— START SOURCE MATERIAL —
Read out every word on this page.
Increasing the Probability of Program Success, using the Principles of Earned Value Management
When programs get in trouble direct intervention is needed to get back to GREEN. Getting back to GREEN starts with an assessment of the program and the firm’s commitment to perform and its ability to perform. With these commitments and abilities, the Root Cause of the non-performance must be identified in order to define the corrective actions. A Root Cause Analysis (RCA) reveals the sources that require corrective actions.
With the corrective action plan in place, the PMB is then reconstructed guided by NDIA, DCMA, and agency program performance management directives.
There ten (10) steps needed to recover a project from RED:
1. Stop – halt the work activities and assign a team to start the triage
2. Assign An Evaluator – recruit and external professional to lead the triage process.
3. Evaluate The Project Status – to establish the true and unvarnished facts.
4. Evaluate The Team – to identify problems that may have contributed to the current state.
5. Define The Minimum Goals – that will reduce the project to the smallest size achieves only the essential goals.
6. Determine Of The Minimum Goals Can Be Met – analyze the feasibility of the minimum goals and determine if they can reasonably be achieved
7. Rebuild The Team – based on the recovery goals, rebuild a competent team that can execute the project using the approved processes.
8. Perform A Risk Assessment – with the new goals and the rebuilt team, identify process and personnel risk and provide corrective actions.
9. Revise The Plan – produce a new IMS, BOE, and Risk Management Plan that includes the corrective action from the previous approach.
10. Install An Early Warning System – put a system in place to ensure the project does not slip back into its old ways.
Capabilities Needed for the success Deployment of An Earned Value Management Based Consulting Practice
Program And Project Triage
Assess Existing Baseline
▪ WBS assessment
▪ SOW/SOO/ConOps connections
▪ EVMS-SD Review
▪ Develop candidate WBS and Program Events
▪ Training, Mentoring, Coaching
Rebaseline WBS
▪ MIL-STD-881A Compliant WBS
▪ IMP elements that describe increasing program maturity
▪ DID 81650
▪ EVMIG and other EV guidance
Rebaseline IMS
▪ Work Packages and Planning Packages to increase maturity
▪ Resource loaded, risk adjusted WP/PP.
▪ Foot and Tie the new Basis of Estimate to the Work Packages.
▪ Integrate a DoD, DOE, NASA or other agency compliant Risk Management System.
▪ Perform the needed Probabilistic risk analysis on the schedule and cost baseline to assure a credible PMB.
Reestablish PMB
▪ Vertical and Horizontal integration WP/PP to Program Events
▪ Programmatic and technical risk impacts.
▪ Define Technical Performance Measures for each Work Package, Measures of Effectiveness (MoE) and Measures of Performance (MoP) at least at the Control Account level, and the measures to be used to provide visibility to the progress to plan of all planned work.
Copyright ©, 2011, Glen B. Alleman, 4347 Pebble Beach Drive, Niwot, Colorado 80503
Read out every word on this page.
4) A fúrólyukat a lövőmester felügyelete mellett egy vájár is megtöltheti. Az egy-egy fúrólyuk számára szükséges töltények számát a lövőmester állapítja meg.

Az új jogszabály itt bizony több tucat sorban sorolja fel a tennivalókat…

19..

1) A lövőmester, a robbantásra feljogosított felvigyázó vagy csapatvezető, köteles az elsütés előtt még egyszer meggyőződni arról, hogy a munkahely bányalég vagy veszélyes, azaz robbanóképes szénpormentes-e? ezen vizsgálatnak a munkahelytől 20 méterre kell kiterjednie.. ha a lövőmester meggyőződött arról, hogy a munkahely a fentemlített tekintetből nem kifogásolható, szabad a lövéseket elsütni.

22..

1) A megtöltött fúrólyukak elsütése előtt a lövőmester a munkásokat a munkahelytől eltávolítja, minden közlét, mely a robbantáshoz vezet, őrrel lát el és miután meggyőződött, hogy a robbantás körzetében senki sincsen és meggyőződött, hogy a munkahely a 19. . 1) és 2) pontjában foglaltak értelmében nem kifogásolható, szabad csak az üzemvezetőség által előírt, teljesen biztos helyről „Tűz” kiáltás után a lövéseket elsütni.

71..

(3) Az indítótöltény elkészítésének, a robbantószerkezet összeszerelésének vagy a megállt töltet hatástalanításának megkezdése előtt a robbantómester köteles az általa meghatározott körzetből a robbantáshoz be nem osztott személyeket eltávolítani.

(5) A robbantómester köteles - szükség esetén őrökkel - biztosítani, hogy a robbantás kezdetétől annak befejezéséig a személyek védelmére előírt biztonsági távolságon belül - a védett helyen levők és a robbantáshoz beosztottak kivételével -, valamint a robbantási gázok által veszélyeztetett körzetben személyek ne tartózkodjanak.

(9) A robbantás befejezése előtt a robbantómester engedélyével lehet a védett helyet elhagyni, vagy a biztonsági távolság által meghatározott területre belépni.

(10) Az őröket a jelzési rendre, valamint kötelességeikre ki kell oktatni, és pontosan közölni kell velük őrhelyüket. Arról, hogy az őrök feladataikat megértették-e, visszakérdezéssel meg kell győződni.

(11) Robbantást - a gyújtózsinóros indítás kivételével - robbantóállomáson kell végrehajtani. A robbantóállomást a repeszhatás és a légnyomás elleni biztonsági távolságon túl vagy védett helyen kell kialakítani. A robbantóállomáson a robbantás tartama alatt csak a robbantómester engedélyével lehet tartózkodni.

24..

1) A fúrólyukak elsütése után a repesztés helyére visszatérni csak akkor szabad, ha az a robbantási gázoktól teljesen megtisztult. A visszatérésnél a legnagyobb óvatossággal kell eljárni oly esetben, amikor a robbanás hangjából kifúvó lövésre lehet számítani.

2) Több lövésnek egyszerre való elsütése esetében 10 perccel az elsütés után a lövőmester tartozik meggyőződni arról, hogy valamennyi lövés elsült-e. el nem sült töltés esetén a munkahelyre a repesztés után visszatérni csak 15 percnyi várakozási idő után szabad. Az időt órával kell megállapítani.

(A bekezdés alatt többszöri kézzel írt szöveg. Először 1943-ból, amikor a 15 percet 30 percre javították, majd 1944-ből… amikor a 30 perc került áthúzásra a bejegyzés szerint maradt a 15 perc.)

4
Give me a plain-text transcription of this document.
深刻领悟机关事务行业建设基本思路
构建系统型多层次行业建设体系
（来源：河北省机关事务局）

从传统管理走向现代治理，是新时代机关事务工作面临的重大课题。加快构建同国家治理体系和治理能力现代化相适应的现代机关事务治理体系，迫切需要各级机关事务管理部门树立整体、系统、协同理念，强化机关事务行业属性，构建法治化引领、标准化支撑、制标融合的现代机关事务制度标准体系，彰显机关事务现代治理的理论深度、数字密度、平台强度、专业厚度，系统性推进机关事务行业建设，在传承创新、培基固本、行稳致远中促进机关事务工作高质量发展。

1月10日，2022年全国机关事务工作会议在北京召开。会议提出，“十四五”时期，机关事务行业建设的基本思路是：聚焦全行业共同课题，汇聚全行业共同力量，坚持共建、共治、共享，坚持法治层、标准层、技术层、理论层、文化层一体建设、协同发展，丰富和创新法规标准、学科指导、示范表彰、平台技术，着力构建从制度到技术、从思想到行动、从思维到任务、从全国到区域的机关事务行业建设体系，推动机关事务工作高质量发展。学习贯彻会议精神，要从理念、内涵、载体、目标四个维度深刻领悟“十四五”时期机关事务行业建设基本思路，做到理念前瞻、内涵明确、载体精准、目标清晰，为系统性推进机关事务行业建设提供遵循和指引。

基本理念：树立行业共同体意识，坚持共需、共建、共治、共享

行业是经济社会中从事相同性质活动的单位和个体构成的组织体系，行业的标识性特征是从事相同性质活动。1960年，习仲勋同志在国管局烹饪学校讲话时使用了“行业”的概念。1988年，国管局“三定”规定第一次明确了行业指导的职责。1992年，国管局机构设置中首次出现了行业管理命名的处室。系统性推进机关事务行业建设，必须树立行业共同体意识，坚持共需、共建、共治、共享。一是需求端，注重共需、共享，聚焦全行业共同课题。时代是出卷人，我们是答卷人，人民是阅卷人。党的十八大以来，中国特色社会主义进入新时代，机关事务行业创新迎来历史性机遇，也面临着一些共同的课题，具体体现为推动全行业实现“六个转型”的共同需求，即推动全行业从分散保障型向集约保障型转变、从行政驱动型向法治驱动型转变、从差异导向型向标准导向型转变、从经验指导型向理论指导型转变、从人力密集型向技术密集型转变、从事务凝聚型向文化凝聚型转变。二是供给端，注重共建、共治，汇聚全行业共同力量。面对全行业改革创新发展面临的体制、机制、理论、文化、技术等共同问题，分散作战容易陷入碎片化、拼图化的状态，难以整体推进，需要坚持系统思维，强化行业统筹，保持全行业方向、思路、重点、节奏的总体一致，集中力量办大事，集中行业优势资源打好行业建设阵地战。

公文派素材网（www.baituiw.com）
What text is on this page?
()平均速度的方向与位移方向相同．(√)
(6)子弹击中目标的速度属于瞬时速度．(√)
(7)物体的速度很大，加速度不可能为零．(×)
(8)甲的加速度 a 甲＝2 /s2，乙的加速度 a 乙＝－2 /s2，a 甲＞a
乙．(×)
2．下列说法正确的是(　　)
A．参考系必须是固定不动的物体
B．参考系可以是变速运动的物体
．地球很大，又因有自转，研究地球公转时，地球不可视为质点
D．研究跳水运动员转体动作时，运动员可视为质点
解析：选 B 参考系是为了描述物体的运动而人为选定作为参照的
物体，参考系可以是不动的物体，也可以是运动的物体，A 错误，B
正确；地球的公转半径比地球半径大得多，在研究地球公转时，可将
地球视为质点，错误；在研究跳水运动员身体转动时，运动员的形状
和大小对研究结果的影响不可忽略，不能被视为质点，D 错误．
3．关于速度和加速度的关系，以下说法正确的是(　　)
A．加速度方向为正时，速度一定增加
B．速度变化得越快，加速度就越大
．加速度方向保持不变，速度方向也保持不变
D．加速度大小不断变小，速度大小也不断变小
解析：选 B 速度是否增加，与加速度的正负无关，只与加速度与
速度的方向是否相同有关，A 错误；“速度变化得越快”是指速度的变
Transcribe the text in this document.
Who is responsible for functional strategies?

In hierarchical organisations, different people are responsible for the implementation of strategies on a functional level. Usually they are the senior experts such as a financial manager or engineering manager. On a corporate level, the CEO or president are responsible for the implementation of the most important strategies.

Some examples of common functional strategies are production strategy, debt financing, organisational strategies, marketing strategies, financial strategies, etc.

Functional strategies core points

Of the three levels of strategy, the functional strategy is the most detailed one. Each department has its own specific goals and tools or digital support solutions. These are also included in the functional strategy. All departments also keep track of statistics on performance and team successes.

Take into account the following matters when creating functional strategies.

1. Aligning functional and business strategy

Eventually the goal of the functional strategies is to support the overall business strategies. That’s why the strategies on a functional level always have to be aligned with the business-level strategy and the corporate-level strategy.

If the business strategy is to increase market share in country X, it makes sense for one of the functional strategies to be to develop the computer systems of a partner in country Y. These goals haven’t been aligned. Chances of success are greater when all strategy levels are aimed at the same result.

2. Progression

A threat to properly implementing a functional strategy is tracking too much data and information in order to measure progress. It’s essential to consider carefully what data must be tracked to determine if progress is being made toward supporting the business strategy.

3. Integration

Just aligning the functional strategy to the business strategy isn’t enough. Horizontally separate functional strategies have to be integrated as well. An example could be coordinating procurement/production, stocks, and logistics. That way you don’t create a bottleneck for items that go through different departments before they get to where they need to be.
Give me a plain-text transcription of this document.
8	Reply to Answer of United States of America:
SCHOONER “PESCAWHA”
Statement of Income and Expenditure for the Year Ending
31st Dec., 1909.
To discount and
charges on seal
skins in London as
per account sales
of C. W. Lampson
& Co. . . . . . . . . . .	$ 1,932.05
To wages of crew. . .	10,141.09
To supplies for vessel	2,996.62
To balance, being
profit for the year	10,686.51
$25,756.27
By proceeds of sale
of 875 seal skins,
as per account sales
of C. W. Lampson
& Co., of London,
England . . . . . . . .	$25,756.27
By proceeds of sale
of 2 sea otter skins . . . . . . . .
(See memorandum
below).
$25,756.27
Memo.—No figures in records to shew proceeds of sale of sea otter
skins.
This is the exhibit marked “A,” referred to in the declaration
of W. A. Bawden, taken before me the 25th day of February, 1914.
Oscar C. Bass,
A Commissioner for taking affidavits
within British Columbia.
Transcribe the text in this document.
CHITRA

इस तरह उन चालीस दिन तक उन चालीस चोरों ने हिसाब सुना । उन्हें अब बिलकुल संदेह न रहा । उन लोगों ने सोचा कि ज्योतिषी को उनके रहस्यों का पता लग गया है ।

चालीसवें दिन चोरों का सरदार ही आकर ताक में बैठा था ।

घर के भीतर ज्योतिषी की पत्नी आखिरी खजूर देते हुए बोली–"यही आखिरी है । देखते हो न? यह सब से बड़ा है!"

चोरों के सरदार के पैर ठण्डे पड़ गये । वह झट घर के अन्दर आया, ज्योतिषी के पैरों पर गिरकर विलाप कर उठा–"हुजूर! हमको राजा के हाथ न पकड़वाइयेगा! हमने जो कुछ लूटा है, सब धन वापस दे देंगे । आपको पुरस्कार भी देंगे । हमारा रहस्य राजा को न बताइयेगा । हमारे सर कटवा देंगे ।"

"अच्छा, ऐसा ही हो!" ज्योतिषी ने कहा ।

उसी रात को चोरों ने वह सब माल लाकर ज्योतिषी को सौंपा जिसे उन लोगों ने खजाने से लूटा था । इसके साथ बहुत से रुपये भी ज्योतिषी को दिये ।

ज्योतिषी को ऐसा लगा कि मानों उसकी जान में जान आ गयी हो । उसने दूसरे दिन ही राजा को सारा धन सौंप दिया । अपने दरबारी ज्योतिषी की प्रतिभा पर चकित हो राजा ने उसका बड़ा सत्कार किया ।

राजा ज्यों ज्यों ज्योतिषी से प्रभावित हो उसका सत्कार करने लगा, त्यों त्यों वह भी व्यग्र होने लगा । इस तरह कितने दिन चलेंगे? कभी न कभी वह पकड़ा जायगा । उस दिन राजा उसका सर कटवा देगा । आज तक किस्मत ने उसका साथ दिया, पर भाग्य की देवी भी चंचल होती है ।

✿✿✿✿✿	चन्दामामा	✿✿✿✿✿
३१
— END SOURCE MATERIAL —
- WHAT YOU SHOULD DO
Reproduce each line from the records that contains the word "into".

- EXPECTED OUTPUT
10. Install An Early Warning System – put a system in place to ensure the project does not slip back into its old ways.
Take into account the following matters when creating functional strategies.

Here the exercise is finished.